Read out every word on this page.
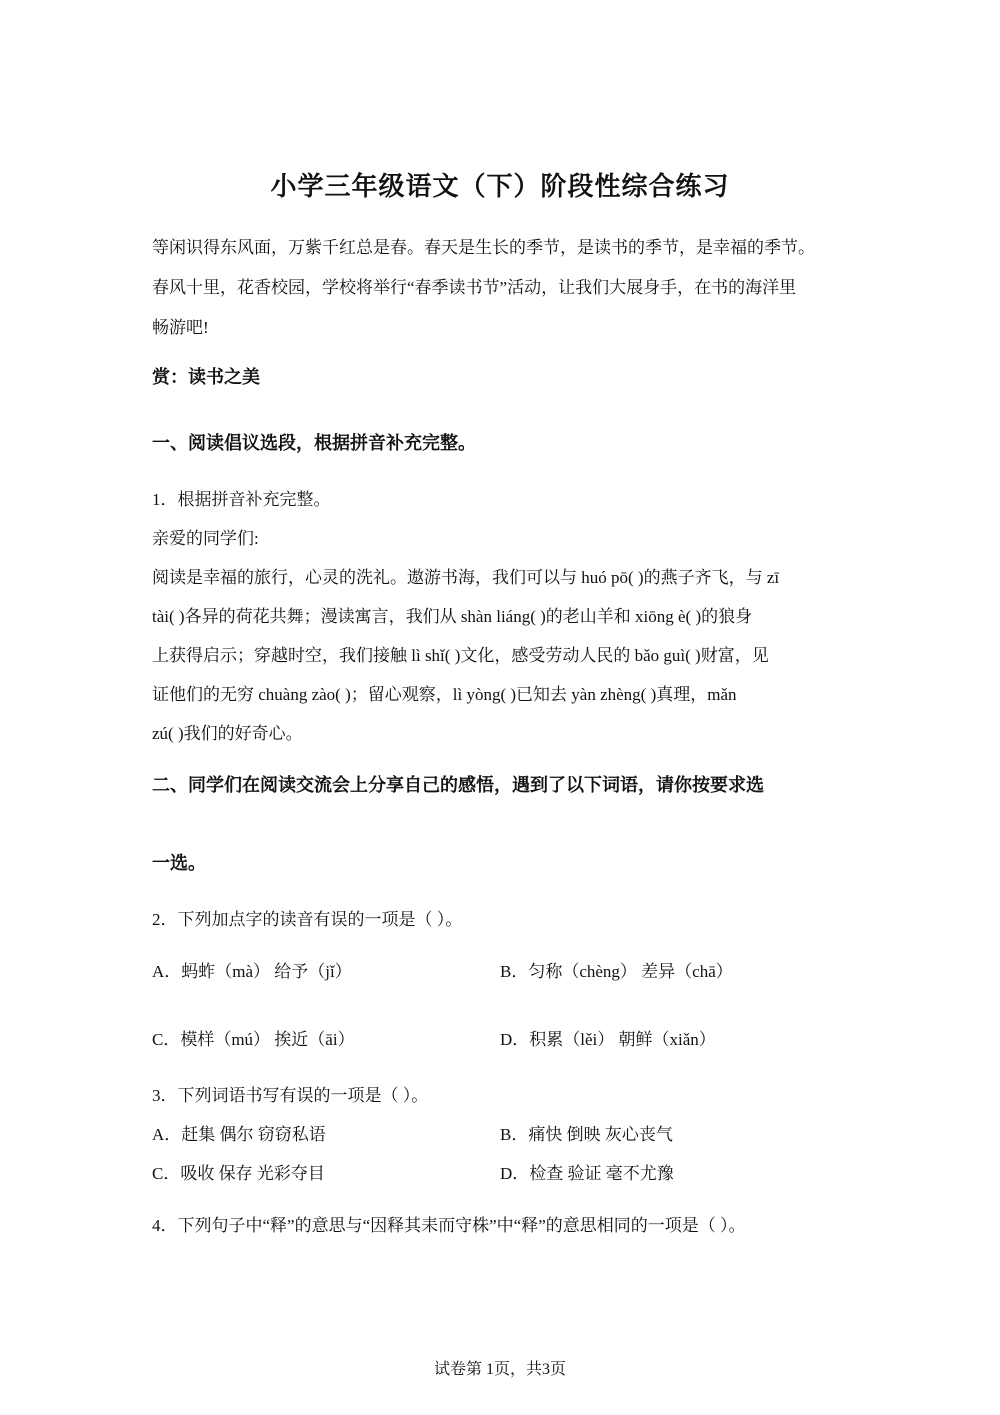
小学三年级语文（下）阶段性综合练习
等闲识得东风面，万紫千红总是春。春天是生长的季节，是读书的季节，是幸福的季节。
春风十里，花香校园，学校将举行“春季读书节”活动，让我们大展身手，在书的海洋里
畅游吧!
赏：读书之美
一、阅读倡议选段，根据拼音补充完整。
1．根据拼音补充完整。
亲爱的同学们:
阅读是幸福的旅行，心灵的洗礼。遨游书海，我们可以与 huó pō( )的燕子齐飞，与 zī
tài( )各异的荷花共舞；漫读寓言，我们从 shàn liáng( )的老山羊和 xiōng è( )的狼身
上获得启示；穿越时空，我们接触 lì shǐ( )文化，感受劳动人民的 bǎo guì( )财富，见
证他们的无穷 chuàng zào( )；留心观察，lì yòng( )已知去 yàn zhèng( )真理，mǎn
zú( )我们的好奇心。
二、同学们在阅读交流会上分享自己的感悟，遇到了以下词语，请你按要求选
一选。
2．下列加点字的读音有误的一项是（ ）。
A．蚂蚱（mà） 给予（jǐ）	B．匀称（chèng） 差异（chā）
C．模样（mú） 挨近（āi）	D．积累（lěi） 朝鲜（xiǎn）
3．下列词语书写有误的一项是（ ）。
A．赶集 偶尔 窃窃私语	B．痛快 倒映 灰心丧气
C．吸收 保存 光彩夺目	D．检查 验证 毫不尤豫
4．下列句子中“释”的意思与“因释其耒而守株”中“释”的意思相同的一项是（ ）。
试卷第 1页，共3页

...

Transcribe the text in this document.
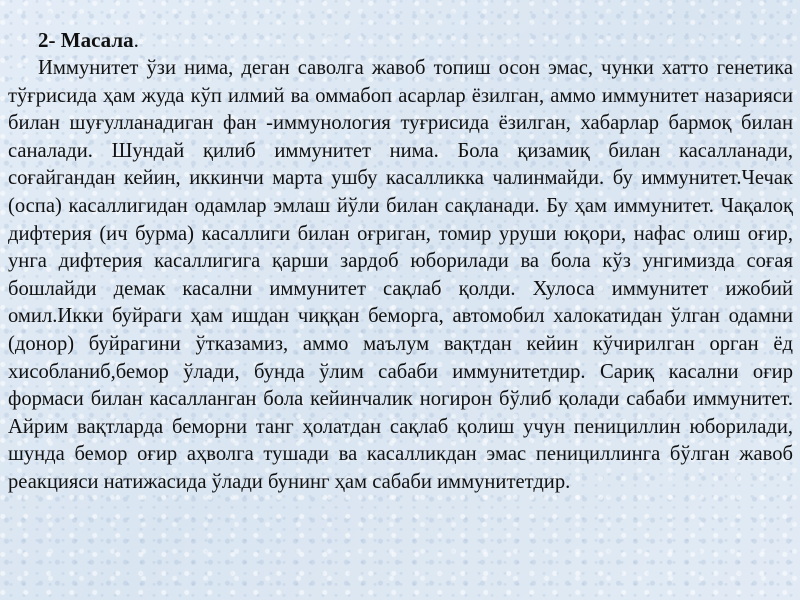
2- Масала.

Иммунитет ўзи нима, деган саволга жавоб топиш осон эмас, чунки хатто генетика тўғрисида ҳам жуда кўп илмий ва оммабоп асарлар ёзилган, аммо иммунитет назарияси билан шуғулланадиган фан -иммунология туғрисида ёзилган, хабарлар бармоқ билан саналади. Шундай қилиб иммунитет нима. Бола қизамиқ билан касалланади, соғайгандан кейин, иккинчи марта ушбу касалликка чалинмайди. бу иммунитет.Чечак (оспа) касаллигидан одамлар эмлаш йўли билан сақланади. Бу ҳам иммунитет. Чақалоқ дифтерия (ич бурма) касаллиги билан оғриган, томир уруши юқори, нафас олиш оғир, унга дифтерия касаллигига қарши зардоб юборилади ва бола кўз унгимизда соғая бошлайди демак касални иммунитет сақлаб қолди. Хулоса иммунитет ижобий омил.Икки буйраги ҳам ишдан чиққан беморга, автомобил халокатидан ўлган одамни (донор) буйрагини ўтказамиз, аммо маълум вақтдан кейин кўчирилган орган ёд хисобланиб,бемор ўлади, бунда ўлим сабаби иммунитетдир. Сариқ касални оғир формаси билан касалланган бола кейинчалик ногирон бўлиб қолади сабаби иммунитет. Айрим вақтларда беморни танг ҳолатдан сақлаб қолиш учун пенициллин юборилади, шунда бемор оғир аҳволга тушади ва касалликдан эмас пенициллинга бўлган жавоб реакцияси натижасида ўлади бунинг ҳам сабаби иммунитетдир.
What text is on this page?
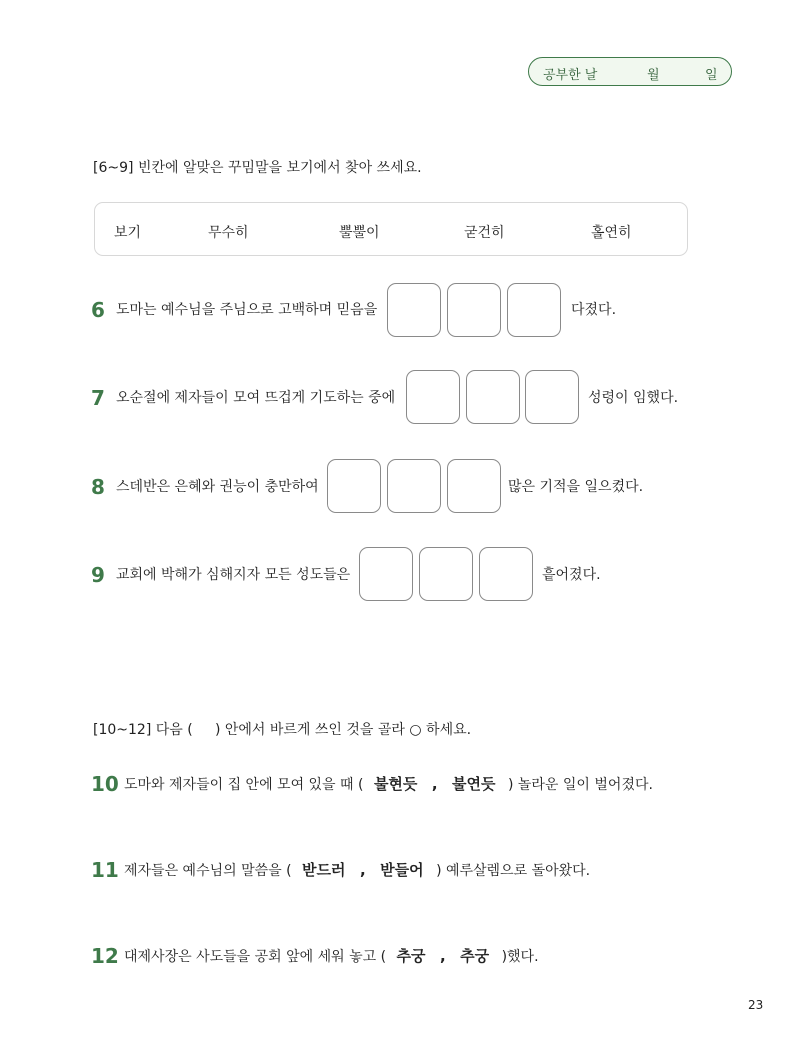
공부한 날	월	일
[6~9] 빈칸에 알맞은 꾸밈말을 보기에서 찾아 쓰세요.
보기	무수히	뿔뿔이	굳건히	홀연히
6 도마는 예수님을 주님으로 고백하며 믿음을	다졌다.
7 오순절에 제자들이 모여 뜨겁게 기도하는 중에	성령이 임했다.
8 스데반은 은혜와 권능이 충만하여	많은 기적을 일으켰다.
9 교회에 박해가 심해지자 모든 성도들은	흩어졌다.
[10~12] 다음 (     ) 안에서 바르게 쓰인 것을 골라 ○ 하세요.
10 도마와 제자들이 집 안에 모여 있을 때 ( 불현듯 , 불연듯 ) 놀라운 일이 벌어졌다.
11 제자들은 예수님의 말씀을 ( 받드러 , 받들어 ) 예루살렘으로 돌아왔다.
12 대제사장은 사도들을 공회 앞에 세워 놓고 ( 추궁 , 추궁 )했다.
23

What is expected —
Copy out each line of the data where the string "this" appears.

Final answer —
Read out every word on this page.
Transcribe the text in this document.
What text is on this page?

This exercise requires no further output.